§ REQUIRED TASK:
From the listing below, return each line that includes "duration".
=== DATA ROWS ===
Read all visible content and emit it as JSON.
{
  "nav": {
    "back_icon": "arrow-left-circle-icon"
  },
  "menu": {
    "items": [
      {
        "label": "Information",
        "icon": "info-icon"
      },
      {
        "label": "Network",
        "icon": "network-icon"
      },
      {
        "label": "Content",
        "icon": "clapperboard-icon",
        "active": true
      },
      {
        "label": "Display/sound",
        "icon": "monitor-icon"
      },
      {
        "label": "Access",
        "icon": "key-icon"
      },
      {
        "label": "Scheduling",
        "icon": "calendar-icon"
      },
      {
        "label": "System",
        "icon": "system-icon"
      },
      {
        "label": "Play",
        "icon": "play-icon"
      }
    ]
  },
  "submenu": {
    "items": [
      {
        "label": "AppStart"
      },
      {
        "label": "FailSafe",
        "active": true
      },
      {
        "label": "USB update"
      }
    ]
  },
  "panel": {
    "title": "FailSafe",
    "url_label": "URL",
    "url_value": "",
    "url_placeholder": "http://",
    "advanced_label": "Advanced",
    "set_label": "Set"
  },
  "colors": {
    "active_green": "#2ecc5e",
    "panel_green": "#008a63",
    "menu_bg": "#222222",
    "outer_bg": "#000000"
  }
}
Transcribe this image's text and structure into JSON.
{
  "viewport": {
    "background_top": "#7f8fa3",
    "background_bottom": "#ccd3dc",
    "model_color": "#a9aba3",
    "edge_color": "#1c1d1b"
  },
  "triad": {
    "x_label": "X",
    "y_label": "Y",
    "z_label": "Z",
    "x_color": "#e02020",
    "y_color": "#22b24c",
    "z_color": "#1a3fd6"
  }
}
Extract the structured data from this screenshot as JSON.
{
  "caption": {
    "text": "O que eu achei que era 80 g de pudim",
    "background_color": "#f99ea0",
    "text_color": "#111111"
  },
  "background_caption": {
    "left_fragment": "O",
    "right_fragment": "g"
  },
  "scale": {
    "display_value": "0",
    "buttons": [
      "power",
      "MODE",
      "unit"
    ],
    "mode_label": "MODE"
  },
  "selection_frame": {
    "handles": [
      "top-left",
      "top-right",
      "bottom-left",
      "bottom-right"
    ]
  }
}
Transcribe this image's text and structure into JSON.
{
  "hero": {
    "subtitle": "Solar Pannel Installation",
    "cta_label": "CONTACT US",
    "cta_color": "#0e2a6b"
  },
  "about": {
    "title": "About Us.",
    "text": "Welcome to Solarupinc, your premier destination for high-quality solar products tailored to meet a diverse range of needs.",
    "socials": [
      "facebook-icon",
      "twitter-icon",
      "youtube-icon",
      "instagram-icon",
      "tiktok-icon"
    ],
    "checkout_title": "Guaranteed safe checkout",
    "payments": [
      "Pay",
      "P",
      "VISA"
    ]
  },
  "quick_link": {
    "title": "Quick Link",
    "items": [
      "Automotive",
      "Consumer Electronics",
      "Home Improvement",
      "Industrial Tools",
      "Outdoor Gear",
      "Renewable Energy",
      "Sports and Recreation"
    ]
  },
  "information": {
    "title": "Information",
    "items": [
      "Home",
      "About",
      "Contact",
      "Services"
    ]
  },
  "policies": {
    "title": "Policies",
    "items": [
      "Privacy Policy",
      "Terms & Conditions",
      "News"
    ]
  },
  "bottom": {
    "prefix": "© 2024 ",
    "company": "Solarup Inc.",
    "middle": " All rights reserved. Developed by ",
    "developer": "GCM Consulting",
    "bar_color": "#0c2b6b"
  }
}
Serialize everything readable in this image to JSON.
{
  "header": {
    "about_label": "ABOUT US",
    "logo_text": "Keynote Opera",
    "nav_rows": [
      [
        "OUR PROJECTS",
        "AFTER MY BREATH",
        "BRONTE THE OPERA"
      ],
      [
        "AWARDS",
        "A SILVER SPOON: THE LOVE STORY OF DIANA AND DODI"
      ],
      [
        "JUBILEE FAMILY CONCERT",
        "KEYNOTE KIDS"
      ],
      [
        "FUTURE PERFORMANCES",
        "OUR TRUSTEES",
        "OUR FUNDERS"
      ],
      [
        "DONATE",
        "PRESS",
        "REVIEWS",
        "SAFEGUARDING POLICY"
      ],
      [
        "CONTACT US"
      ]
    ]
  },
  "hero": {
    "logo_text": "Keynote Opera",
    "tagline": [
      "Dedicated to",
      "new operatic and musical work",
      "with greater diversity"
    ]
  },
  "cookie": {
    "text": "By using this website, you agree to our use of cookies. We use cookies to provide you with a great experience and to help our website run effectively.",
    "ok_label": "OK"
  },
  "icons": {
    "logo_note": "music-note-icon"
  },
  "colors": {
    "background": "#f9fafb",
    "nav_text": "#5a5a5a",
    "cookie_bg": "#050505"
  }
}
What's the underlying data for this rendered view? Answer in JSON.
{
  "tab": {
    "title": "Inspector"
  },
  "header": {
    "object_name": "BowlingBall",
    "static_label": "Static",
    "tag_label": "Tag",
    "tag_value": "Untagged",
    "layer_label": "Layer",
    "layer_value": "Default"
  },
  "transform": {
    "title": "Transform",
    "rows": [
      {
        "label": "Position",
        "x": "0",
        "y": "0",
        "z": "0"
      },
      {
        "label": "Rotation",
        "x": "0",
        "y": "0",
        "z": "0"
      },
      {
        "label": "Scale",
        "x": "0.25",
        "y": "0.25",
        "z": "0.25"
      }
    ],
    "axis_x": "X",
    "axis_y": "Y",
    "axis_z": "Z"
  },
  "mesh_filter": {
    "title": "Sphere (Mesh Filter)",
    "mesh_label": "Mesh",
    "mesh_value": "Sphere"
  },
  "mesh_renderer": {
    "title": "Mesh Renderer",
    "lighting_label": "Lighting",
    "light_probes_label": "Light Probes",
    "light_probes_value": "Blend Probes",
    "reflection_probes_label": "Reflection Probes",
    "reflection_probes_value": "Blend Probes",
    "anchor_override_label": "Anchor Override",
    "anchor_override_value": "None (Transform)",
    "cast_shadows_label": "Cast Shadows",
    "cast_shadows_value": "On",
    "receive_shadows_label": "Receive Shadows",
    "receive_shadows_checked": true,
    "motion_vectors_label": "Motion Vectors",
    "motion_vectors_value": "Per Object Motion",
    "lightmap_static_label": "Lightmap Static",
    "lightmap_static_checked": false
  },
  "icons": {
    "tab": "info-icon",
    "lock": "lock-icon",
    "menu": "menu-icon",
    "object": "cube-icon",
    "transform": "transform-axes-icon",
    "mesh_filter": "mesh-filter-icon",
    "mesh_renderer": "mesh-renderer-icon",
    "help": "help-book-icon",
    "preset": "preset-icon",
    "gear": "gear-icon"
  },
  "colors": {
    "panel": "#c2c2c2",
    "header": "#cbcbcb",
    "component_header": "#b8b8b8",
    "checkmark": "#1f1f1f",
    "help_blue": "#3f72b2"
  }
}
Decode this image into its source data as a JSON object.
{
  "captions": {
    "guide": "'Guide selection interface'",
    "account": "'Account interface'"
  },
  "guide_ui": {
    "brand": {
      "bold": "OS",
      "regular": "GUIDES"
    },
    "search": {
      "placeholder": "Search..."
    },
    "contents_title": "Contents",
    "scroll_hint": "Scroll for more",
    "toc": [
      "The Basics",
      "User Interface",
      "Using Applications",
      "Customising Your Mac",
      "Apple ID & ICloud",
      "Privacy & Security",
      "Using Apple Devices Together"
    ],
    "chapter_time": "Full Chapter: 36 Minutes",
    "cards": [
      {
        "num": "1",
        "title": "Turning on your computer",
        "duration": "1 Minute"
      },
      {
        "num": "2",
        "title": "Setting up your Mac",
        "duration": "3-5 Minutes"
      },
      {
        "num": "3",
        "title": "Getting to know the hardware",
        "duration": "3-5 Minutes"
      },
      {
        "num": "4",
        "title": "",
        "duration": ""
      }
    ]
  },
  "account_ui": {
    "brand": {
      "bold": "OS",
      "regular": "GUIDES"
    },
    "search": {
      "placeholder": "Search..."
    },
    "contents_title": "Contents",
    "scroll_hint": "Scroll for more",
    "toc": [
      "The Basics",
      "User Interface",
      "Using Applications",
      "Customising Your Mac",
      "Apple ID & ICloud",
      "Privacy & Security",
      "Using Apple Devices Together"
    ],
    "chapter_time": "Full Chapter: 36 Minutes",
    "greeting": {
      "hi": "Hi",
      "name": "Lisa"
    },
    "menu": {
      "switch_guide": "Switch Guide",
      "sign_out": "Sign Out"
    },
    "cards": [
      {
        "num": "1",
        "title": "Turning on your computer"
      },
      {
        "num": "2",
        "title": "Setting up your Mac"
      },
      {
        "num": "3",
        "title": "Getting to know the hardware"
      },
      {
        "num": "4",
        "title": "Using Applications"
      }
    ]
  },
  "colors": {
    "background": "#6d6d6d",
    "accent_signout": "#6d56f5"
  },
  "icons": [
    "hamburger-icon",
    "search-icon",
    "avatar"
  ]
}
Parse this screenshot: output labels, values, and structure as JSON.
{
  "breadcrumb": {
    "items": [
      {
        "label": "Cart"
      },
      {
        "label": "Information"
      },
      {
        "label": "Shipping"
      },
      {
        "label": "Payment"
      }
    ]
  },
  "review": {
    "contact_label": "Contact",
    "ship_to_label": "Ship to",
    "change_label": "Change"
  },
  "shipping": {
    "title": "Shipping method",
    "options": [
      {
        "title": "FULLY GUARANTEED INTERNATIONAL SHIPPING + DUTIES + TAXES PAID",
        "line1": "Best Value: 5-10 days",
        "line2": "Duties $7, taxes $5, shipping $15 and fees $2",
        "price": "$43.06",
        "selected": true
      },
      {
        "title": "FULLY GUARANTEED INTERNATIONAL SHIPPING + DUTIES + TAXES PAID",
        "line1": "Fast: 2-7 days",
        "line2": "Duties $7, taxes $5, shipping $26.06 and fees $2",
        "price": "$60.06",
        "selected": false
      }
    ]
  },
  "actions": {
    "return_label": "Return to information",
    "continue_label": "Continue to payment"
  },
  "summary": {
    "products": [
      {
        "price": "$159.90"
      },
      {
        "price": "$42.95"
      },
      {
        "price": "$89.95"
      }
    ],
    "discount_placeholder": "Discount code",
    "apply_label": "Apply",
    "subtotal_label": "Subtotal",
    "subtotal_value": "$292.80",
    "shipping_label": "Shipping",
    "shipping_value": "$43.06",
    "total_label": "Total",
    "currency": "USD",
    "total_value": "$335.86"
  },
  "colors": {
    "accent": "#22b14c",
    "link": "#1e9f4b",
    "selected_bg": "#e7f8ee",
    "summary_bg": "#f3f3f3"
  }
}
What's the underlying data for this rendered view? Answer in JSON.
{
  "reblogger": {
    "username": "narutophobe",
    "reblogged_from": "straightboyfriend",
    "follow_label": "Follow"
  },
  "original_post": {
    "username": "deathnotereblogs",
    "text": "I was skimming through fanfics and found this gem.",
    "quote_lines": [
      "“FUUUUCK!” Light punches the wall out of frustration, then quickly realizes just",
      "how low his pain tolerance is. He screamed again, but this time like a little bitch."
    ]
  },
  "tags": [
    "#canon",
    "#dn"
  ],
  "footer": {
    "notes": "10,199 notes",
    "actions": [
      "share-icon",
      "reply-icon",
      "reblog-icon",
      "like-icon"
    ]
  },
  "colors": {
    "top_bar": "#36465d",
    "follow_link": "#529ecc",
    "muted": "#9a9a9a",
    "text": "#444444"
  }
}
===
§ EXERCISE SOLUTION:
        "duration": "1 Minute"
        "duration": "3-5 Minutes"
        "duration": "3-5 Minutes"
        "duration": ""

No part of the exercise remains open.